From the listing below, pull out the lines that hold "Energy".

:::

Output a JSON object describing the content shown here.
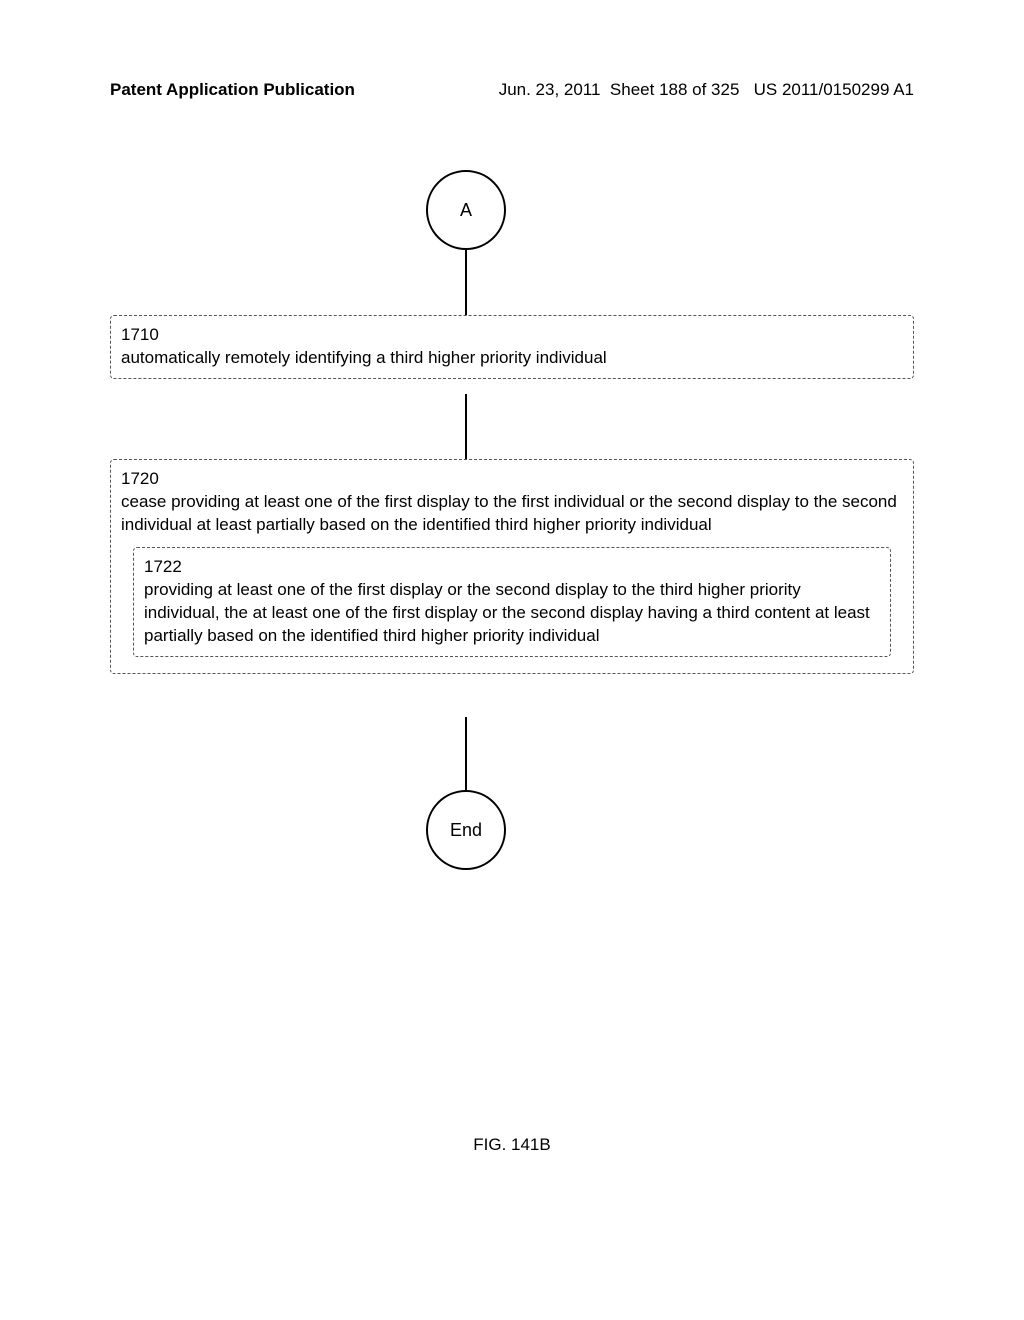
{
  "header": {
    "left": "Patent Application Publication",
    "right_date": "Jun. 23, 2011",
    "right_sheet": "Sheet 188 of 325",
    "right_pubnum": "US 2011/0150299 A1"
  },
  "flowchart": {
    "type": "flowchart",
    "connector_top": "A",
    "connector_bottom": "End",
    "step1": {
      "num": "1710",
      "text": "automatically remotely identifying a third higher priority individual"
    },
    "step2": {
      "num": "1720",
      "text": "cease providing at least one of the first display to the first individual or the second display to the second individual at least partially based on the identified third higher priority individual",
      "inner": {
        "num": "1722",
        "text": "providing at least one of the first display or the second display to the third higher priority individual, the at least one of the first display or the second display having a third content at least partially based on the identified third higher priority individual"
      }
    }
  },
  "figure_label": "FIG. 141B",
  "style": {
    "page_bg": "#ffffff",
    "text_color": "#000000",
    "box_border_color": "#555555",
    "box_border_style": "dashed",
    "font_family": "Arial, Helvetica, sans-serif",
    "body_fontsize": 17,
    "header_fontsize": 17,
    "circle_diameter": 80
  }
}
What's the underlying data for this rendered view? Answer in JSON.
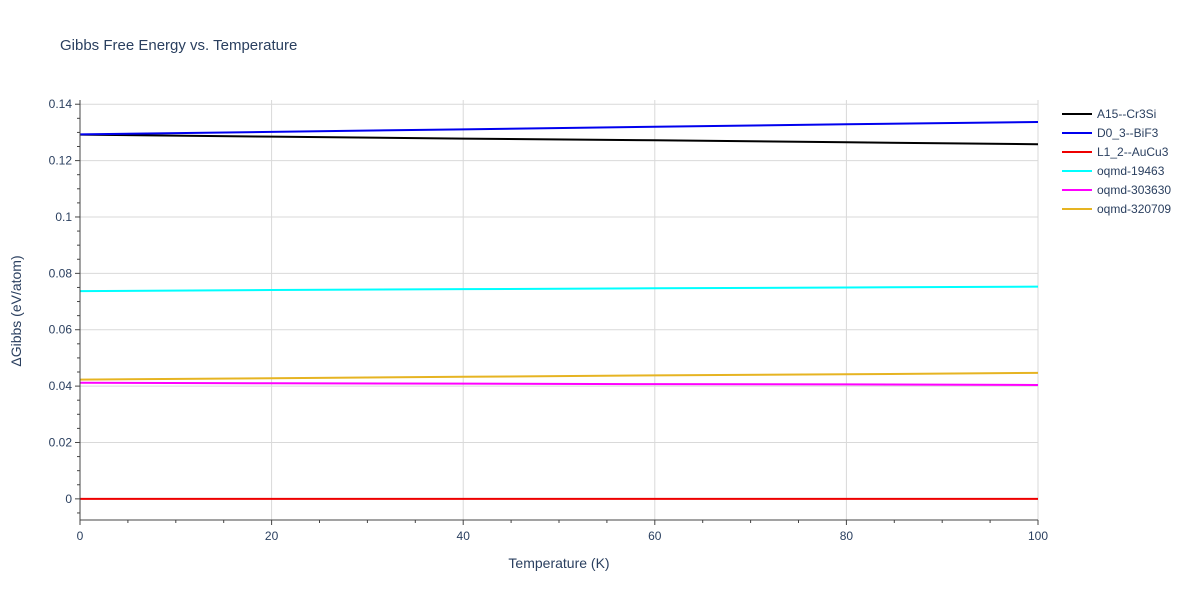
{
  "chart_data": {
    "type": "line",
    "title": "Gibbs Free Energy vs. Temperature",
    "xlabel": "Temperature (K)",
    "ylabel": "ΔGibbs (eV/atom)",
    "xlim": [
      0,
      100
    ],
    "ylim": [
      -0.0075,
      0.1415
    ],
    "xticks": [
      0,
      20,
      40,
      60,
      80,
      100
    ],
    "yticks": [
      0,
      0.02,
      0.04,
      0.06,
      0.08,
      0.1,
      0.12,
      0.14
    ],
    "ytick_labels": [
      "0",
      "0.02",
      "0.04",
      "0.06",
      "0.08",
      "0.1",
      "0.12",
      "0.14"
    ],
    "grid": true,
    "legend_position": "top-right",
    "x": [
      0,
      20,
      40,
      60,
      80,
      100
    ],
    "series": [
      {
        "name": "A15--Cr3Si",
        "color": "#000000",
        "values": [
          0.1292,
          0.1285,
          0.1278,
          0.1272,
          0.1265,
          0.1258
        ]
      },
      {
        "name": "D0_3--BiF3",
        "color": "#0000ee",
        "values": [
          0.1293,
          0.1302,
          0.1311,
          0.132,
          0.1329,
          0.1337
        ]
      },
      {
        "name": "L1_2--AuCu3",
        "color": "#ee0000",
        "values": [
          0.0,
          0.0,
          0.0,
          0.0,
          0.0,
          0.0
        ]
      },
      {
        "name": "oqmd-19463",
        "color": "#00ffff",
        "values": [
          0.0737,
          0.0741,
          0.0744,
          0.0747,
          0.075,
          0.0753
        ]
      },
      {
        "name": "oqmd-303630",
        "color": "#ff00ff",
        "values": [
          0.0412,
          0.041,
          0.0409,
          0.0407,
          0.0406,
          0.0404
        ]
      },
      {
        "name": "oqmd-320709",
        "color": "#e6b422",
        "values": [
          0.0423,
          0.0428,
          0.0433,
          0.0438,
          0.0442,
          0.0447
        ]
      }
    ]
  }
}
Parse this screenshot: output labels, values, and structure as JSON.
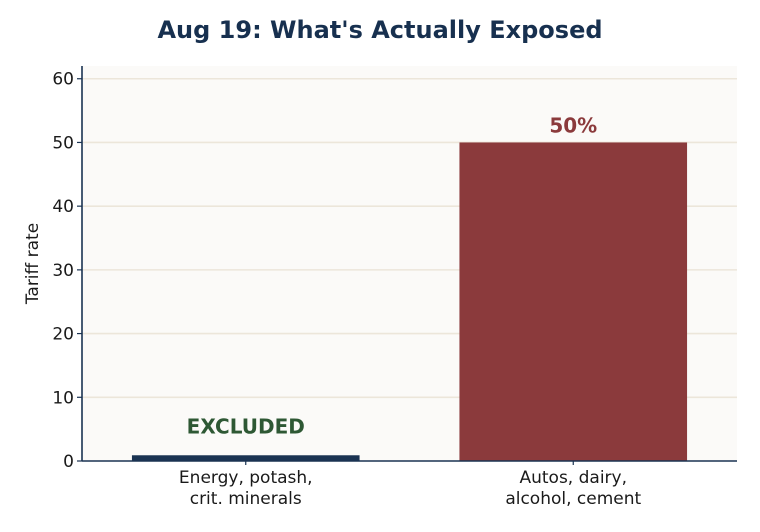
{
  "chart_data": {
    "type": "bar",
    "title": "Aug 19: What's Actually Exposed",
    "xlabel": "",
    "ylabel": "Tariff rate",
    "ylim": [
      0,
      62
    ],
    "yticks": [
      0,
      10,
      20,
      30,
      40,
      50,
      60
    ],
    "grid": true,
    "categories": [
      [
        "Energy, potash,",
        "crit. minerals"
      ],
      [
        "Autos, dairy,",
        "alcohol, cement"
      ]
    ],
    "values": [
      0.9,
      50
    ],
    "data_labels": [
      "EXCLUDED",
      "50%"
    ],
    "colors": {
      "bars": [
        "#1a3352",
        "#8b3a3c"
      ],
      "labels": [
        "#2e5834",
        "#8b3a3c"
      ],
      "title": "#17304f",
      "plot_background": "#fbfaf8",
      "grid": "#ece6da",
      "axis": "#1a3352"
    }
  }
}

:::

## EXERCISE RESPONSE
    "title": "Gibbs Free Energy vs. Temperature",
        "Energy, potash,",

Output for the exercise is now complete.